BEGIN Dataset extract

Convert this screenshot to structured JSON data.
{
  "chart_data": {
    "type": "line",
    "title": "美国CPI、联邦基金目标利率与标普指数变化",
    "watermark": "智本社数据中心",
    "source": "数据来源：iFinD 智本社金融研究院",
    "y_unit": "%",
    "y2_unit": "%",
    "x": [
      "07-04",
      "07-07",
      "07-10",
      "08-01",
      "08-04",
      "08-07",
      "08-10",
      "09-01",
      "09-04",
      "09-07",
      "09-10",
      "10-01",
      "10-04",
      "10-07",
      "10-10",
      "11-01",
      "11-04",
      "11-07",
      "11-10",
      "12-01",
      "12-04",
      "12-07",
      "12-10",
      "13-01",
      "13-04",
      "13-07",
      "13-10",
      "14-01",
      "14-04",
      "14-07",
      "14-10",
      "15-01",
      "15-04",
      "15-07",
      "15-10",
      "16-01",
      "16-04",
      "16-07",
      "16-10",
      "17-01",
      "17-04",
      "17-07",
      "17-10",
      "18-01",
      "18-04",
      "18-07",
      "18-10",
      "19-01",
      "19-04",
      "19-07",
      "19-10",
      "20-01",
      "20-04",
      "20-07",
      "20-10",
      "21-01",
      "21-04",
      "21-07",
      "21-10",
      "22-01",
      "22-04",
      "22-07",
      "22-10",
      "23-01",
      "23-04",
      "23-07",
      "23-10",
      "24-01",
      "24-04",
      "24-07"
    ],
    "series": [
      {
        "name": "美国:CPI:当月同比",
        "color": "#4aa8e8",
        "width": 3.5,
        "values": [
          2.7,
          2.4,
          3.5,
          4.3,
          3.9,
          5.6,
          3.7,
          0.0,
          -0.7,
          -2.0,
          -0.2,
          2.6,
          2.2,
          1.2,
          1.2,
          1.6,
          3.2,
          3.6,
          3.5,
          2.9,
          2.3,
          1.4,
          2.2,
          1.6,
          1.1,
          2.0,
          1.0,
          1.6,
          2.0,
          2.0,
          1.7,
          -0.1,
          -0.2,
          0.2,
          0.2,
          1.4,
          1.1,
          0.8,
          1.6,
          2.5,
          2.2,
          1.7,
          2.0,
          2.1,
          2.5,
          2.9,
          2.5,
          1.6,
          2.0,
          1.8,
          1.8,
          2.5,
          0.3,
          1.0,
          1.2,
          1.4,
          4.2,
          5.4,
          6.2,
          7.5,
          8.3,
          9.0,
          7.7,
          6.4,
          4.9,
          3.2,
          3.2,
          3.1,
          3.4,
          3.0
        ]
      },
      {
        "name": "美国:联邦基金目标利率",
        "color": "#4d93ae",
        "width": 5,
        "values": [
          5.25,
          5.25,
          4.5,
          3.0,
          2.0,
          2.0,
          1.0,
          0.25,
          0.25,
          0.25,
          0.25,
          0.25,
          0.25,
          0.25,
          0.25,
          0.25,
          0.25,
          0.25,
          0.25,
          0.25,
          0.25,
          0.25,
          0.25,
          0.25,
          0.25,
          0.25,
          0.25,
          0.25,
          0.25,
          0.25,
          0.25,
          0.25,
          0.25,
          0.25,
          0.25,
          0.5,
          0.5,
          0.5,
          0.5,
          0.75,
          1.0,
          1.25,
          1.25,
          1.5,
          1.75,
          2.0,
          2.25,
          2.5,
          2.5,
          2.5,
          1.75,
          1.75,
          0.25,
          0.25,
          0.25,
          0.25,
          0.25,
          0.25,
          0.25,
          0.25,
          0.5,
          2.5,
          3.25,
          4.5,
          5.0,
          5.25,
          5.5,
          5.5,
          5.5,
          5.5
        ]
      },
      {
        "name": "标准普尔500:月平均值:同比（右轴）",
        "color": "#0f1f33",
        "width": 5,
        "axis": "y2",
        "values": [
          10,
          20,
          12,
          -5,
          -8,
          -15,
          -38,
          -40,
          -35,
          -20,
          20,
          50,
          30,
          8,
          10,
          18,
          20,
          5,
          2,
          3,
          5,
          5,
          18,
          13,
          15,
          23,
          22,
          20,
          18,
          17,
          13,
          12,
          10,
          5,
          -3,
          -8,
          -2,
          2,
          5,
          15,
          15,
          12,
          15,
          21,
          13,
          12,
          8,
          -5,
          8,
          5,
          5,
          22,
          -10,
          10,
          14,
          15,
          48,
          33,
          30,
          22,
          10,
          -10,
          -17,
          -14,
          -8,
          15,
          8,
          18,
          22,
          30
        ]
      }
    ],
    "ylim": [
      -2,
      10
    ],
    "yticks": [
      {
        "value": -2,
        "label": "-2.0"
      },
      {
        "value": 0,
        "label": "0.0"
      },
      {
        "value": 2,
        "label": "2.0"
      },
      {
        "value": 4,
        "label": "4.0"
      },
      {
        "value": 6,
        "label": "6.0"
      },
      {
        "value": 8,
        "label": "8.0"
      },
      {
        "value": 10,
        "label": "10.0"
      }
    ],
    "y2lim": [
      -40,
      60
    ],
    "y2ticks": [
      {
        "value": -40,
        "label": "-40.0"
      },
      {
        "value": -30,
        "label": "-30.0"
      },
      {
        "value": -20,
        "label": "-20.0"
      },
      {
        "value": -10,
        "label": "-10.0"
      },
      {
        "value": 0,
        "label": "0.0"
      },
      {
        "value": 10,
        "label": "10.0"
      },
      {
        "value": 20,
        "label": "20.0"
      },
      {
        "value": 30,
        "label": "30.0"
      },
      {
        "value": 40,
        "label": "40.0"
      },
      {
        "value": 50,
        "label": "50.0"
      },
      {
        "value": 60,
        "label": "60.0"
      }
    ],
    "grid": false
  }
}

END Dataset extract

** Aim **
Send back every record, precisely as written.

** Exercise answer **
Convert this screenshot to structured JSON data.
{
  "chart_data": {
    "type": "line",
    "title": "美国CPI、联邦基金目标利率与标普指数变化",
    "watermark": "智本社数据中心",
    "source": "数据来源：iFinD 智本社金融研究院",
    "y_unit": "%",
    "y2_unit": "%",
    "x": [
      "07-04",
      "07-07",
      "07-10",
      "08-01",
      "08-04",
      "08-07",
      "08-10",
      "09-01",
      "09-04",
      "09-07",
      "09-10",
      "10-01",
      "10-04",
      "10-07",
      "10-10",
      "11-01",
      "11-04",
      "11-07",
      "11-10",
      "12-01",
      "12-04",
      "12-07",
      "12-10",
      "13-01",
      "13-04",
      "13-07",
      "13-10",
      "14-01",
      "14-04",
      "14-07",
      "14-10",
      "15-01",
      "15-04",
      "15-07",
      "15-10",
      "16-01",
      "16-04",
      "16-07",
      "16-10",
      "17-01",
      "17-04",
      "17-07",
      "17-10",
      "18-01",
      "18-04",
      "18-07",
      "18-10",
      "19-01",
      "19-04",
      "19-07",
      "19-10",
      "20-01",
      "20-04",
      "20-07",
      "20-10",
      "21-01",
      "21-04",
      "21-07",
      "21-10",
      "22-01",
      "22-04",
      "22-07",
      "22-10",
      "23-01",
      "23-04",
      "23-07",
      "23-10",
      "24-01",
      "24-04",
      "24-07"
    ],
    "series": [
      {
        "name": "美国:CPI:当月同比",
        "color": "#4aa8e8",
        "width": 3.5,
        "values": [
          2.7,
          2.4,
          3.5,
          4.3,
          3.9,
          5.6,
          3.7,
          0.0,
          -0.7,
          -2.0,
          -0.2,
          2.6,
          2.2,
          1.2,
          1.2,
          1.6,
          3.2,
          3.6,
          3.5,
          2.9,
          2.3,
          1.4,
          2.2,
          1.6,
          1.1,
          2.0,
          1.0,
          1.6,
          2.0,
          2.0,
          1.7,
          -0.1,
          -0.2,
          0.2,
          0.2,
          1.4,
          1.1,
          0.8,
          1.6,
          2.5,
          2.2,
          1.7,
          2.0,
          2.1,
          2.5,
          2.9,
          2.5,
          1.6,
          2.0,
          1.8,
          1.8,
          2.5,
          0.3,
          1.0,
          1.2,
          1.4,
          4.2,
          5.4,
          6.2,
          7.5,
          8.3,
          9.0,
          7.7,
          6.4,
          4.9,
          3.2,
          3.2,
          3.1,
          3.4,
          3.0
        ]
      },
      {
        "name": "美国:联邦基金目标利率",
        "color": "#4d93ae",
        "width": 5,
        "values": [
          5.25,
          5.25,
          4.5,
          3.0,
          2.0,
          2.0,
          1.0,
          0.25,
          0.25,
          0.25,
          0.25,
          0.25,
          0.25,
          0.25,
          0.25,
          0.25,
          0.25,
          0.25,
          0.25,
          0.25,
          0.25,
          0.25,
          0.25,
          0.25,
          0.25,
          0.25,
          0.25,
          0.25,
          0.25,
          0.25,
          0.25,
          0.25,
          0.25,
          0.25,
          0.25,
          0.5,
          0.5,
          0.5,
          0.5,
          0.75,
          1.0,
          1.25,
          1.25,
          1.5,
          1.75,
          2.0,
          2.25,
          2.5,
          2.5,
          2.5,
          1.75,
          1.75,
          0.25,
          0.25,
          0.25,
          0.25,
          0.25,
          0.25,
          0.25,
          0.25,
          0.5,
          2.5,
          3.25,
          4.5,
          5.0,
          5.25,
          5.5,
          5.5,
          5.5,
          5.5
        ]
      },
      {
        "name": "标准普尔500:月平均值:同比（右轴）",
        "color": "#0f1f33",
        "width": 5,
        "axis": "y2",
        "values": [
          10,
          20,
          12,
          -5,
          -8,
          -15,
          -38,
          -40,
          -35,
          -20,
          20,
          50,
          30,
          8,
          10,
          18,
          20,
          5,
          2,
          3,
          5,
          5,
          18,
          13,
          15,
          23,
          22,
          20,
          18,
          17,
          13,
          12,
          10,
          5,
          -3,
          -8,
          -2,
          2,
          5,
          15,
          15,
          12,
          15,
          21,
          13,
          12,
          8,
          -5,
          8,
          5,
          5,
          22,
          -10,
          10,
          14,
          15,
          48,
          33,
          30,
          22,
          10,
          -10,
          -17,
          -14,
          -8,
          15,
          8,
          18,
          22,
          30
        ]
      }
    ],
    "ylim": [
      -2,
      10
    ],
    "yticks": [
      {
        "value": -2,
        "label": "-2.0"
      },
      {
        "value": 0,
        "label": "0.0"
      },
      {
        "value": 2,
        "label": "2.0"
      },
      {
        "value": 4,
        "label": "4.0"
      },
      {
        "value": 6,
        "label": "6.0"
      },
      {
        "value": 8,
        "label": "8.0"
      },
      {
        "value": 10,
        "label": "10.0"
      }
    ],
    "y2lim": [
      -40,
      60
    ],
    "y2ticks": [
      {
        "value": -40,
        "label": "-40.0"
      },
      {
        "value": -30,
        "label": "-30.0"
      },
      {
        "value": -20,
        "label": "-20.0"
      },
      {
        "value": -10,
        "label": "-10.0"
      },
      {
        "value": 0,
        "label": "0.0"
      },
      {
        "value": 10,
        "label": "10.0"
      },
      {
        "value": 20,
        "label": "20.0"
      },
      {
        "value": 30,
        "label": "30.0"
      },
      {
        "value": 40,
        "label": "40.0"
      },
      {
        "value": 50,
        "label": "50.0"
      },
      {
        "value": 60,
        "label": "60.0"
      }
    ],
    "grid": false
  }
}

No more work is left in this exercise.